DO THIS — Keep only the lines of the listing that include the word "Weekly", and copy them.

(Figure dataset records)
****************

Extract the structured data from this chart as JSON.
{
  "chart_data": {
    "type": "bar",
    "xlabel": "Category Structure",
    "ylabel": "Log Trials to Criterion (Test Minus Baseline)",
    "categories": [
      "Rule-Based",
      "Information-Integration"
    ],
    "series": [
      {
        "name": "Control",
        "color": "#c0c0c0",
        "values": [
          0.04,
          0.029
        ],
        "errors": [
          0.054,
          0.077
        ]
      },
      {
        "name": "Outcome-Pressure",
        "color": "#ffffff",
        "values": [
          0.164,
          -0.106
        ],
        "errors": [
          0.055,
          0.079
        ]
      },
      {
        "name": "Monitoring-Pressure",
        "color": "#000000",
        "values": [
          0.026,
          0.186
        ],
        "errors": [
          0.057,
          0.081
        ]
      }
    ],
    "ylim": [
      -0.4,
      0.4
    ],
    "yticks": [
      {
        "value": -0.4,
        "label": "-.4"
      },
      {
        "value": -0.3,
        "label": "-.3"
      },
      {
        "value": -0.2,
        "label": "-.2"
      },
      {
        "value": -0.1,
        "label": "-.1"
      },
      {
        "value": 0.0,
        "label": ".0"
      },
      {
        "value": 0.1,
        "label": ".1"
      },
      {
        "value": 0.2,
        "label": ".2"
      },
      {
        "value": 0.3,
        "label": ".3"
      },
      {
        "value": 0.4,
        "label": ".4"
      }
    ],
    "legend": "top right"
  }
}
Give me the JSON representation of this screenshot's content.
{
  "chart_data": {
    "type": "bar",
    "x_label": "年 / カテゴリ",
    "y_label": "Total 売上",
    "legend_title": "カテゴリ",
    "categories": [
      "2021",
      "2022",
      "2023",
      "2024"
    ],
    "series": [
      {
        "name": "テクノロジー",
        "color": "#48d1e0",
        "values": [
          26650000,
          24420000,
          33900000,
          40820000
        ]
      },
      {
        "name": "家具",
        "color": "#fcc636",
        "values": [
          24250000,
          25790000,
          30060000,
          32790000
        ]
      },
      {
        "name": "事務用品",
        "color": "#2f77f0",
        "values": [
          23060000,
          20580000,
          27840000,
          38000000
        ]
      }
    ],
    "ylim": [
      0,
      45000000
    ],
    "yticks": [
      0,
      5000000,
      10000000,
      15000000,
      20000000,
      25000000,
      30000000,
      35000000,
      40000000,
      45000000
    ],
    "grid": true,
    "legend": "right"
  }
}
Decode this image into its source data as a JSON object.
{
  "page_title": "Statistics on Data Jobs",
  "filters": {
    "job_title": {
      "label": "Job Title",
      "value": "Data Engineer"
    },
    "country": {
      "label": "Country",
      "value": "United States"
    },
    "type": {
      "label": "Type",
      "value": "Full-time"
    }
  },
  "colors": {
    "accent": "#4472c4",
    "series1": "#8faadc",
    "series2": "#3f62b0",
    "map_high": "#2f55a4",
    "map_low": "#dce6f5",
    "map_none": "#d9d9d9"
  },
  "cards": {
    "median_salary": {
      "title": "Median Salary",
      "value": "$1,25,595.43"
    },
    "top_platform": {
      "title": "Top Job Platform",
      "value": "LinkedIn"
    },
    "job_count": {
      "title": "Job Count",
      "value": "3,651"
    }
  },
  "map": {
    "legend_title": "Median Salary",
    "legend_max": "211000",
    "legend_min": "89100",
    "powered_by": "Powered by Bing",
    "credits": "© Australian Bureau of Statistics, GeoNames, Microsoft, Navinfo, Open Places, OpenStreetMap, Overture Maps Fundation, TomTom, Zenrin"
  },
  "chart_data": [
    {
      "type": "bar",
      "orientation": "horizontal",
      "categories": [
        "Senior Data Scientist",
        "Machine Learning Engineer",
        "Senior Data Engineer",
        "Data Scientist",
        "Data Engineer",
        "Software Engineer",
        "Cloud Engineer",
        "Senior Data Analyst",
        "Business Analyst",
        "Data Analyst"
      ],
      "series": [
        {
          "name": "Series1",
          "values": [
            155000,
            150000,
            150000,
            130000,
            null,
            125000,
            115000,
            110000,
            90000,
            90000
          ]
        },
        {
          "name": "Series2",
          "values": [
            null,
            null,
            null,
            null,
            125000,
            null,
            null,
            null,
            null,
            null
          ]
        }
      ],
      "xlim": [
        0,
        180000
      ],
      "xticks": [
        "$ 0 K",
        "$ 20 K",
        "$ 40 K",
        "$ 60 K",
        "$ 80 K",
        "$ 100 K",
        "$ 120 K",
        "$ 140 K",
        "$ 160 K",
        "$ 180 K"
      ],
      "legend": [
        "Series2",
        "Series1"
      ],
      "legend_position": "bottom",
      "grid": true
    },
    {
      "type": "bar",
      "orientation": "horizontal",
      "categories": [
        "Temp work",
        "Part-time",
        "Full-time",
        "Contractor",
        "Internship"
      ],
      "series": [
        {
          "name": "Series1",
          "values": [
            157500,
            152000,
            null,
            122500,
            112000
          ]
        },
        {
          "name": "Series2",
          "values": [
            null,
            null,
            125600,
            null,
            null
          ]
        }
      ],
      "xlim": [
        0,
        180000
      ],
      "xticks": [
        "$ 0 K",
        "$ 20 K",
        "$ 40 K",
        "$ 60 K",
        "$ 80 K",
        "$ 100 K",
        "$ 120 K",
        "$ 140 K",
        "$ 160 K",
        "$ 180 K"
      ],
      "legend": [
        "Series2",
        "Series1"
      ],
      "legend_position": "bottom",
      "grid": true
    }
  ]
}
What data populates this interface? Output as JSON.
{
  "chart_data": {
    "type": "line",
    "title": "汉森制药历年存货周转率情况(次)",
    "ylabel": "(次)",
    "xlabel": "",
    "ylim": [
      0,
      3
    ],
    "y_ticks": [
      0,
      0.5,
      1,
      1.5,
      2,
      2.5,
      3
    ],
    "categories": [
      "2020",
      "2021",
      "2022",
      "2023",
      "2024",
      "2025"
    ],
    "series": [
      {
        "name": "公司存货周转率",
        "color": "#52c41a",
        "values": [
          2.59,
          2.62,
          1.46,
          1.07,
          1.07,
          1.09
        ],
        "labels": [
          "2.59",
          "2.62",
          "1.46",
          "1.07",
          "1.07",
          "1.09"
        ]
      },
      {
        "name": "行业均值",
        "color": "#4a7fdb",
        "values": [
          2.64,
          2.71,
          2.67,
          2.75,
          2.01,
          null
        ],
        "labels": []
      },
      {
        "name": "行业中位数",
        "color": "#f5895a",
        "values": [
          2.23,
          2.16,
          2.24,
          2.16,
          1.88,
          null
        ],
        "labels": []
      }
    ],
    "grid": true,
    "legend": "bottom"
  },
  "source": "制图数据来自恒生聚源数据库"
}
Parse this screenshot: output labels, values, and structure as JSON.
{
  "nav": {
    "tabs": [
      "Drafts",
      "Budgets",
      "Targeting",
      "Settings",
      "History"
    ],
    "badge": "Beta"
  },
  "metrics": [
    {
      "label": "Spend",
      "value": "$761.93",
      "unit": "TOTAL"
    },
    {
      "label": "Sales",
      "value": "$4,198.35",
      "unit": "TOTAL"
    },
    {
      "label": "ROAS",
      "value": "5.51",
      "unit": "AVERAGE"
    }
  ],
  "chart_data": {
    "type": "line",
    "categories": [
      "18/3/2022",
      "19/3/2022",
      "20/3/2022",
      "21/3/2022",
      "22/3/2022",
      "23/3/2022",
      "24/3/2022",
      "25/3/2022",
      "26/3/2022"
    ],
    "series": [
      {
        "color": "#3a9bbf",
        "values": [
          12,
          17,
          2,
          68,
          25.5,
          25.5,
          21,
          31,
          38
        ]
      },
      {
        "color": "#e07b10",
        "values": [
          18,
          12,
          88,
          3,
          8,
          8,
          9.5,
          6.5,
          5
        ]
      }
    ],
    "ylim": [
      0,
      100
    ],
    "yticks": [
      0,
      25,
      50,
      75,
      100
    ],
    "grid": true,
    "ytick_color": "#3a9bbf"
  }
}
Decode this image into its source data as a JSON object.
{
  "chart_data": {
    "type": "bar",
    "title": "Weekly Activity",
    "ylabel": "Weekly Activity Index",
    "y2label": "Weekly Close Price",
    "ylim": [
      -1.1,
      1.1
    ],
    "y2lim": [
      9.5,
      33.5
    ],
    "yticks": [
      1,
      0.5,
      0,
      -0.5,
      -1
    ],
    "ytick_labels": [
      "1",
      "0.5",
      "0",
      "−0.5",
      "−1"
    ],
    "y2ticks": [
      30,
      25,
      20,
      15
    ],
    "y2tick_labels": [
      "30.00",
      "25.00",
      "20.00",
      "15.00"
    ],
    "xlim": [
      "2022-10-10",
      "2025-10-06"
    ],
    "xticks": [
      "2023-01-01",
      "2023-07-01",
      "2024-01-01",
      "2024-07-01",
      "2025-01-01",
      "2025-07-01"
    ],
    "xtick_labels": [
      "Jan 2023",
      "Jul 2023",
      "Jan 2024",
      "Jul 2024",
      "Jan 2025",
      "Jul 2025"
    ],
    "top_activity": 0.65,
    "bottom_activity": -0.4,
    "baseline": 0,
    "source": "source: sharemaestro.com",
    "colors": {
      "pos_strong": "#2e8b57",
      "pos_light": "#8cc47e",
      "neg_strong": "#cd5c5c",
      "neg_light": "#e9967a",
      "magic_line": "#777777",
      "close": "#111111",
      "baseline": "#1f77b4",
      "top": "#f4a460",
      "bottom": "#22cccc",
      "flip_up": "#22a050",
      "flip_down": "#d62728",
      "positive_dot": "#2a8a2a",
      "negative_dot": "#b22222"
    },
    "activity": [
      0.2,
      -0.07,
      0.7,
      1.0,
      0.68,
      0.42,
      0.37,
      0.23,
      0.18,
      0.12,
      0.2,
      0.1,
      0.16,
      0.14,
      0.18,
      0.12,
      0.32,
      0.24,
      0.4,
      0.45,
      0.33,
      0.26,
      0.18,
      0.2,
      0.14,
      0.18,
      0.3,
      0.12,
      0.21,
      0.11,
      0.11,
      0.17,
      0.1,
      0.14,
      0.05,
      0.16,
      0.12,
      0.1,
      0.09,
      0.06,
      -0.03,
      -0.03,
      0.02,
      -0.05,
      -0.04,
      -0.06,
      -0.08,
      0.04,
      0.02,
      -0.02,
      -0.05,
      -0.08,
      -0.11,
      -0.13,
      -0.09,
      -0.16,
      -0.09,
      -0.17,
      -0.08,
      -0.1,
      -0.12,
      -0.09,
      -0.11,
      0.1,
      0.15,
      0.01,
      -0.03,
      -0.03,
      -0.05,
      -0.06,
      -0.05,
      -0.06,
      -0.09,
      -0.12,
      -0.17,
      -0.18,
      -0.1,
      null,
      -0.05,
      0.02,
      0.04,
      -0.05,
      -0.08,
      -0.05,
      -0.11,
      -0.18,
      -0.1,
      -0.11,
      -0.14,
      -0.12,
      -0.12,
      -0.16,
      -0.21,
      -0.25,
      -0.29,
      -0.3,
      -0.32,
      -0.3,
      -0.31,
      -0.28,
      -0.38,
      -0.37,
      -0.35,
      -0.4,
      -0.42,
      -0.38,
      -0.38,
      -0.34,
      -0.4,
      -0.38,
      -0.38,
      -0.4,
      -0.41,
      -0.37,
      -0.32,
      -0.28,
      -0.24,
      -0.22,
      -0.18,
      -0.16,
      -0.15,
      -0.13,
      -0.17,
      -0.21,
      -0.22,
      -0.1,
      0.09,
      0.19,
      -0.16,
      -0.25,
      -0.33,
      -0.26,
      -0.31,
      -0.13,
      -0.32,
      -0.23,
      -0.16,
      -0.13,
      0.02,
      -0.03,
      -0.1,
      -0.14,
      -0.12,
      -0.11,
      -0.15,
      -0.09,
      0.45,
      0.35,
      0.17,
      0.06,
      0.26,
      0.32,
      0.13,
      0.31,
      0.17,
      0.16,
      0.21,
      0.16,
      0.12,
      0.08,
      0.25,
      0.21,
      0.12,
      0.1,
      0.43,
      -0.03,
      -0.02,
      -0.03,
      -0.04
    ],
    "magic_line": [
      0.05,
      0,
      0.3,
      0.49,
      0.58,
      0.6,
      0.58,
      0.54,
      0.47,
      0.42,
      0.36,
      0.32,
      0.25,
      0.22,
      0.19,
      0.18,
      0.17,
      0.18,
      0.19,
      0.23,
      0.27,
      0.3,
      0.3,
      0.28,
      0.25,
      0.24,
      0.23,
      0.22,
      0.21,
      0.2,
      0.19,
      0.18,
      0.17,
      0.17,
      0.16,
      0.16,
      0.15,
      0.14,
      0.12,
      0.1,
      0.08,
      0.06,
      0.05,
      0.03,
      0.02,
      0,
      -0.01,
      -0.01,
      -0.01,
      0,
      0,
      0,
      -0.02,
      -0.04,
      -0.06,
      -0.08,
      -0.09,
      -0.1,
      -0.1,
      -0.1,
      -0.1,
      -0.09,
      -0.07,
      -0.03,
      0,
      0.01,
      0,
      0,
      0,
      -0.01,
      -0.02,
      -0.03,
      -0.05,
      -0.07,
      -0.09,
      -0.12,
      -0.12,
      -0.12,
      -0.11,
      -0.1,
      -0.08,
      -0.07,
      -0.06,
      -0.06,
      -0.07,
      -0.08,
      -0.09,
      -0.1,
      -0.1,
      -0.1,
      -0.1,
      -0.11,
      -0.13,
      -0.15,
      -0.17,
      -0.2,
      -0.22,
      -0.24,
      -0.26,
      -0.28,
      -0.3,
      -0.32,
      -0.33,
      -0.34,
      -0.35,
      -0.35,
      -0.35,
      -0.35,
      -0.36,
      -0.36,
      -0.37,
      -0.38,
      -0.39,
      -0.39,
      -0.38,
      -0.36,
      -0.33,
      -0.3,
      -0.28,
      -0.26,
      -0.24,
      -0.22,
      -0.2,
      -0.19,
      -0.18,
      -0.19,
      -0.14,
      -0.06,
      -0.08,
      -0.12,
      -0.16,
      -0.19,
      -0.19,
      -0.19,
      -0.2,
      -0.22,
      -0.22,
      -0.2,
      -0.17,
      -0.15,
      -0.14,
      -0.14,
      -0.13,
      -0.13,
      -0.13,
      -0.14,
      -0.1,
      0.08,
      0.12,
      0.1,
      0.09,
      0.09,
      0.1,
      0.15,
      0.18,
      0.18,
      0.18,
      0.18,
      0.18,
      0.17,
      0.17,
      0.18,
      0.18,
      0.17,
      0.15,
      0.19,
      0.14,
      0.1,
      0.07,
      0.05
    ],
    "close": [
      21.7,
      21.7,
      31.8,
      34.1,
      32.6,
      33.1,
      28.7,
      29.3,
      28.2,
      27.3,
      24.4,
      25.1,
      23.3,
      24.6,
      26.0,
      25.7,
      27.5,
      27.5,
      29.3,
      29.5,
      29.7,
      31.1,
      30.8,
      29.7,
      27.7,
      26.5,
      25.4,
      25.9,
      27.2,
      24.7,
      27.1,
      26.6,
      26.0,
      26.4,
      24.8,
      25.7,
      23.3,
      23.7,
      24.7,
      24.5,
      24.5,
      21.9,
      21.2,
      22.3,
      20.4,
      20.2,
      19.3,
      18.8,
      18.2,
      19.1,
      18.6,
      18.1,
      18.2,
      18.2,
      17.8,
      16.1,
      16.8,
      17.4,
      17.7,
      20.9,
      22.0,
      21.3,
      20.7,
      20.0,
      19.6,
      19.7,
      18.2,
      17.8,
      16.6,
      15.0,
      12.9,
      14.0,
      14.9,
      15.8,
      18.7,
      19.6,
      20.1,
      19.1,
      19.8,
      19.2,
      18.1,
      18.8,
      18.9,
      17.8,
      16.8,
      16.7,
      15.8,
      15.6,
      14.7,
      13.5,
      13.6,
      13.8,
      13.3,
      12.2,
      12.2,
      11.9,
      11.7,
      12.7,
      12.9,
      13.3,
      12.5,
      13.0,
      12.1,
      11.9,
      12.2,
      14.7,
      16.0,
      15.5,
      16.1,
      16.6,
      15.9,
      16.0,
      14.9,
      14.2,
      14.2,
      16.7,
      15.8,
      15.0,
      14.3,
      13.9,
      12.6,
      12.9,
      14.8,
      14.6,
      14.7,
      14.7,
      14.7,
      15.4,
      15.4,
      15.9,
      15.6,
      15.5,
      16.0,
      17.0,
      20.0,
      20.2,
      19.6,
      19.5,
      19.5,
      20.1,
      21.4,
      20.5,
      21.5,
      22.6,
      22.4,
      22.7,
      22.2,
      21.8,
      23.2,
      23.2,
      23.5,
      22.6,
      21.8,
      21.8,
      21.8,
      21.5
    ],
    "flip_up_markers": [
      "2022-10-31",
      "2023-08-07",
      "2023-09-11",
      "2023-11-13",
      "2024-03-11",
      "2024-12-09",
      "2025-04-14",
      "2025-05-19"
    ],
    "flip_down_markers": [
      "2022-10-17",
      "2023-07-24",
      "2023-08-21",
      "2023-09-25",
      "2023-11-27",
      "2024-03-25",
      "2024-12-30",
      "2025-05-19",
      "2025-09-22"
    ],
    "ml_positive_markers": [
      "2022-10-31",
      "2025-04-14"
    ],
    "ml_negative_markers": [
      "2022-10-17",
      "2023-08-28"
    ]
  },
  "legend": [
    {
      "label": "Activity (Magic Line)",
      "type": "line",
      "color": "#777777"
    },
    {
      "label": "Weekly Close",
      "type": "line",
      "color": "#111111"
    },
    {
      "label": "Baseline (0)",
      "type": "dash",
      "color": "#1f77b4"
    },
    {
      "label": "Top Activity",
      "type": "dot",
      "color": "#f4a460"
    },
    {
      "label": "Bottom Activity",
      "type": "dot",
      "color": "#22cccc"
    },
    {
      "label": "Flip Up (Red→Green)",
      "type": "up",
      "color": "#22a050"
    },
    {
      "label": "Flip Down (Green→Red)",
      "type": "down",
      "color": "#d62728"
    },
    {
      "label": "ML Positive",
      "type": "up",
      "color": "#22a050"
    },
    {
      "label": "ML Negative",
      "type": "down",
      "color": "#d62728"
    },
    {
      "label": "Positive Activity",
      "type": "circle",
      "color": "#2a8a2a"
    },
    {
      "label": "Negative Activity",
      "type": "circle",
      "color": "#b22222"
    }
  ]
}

****************

ANSWER FOR THIS EXERCISE —
    "title": "Weekly Activity",
    "ylabel": "Weekly Activity Index",
    "y2label": "Weekly Close Price",
      "label": "Weekly Close",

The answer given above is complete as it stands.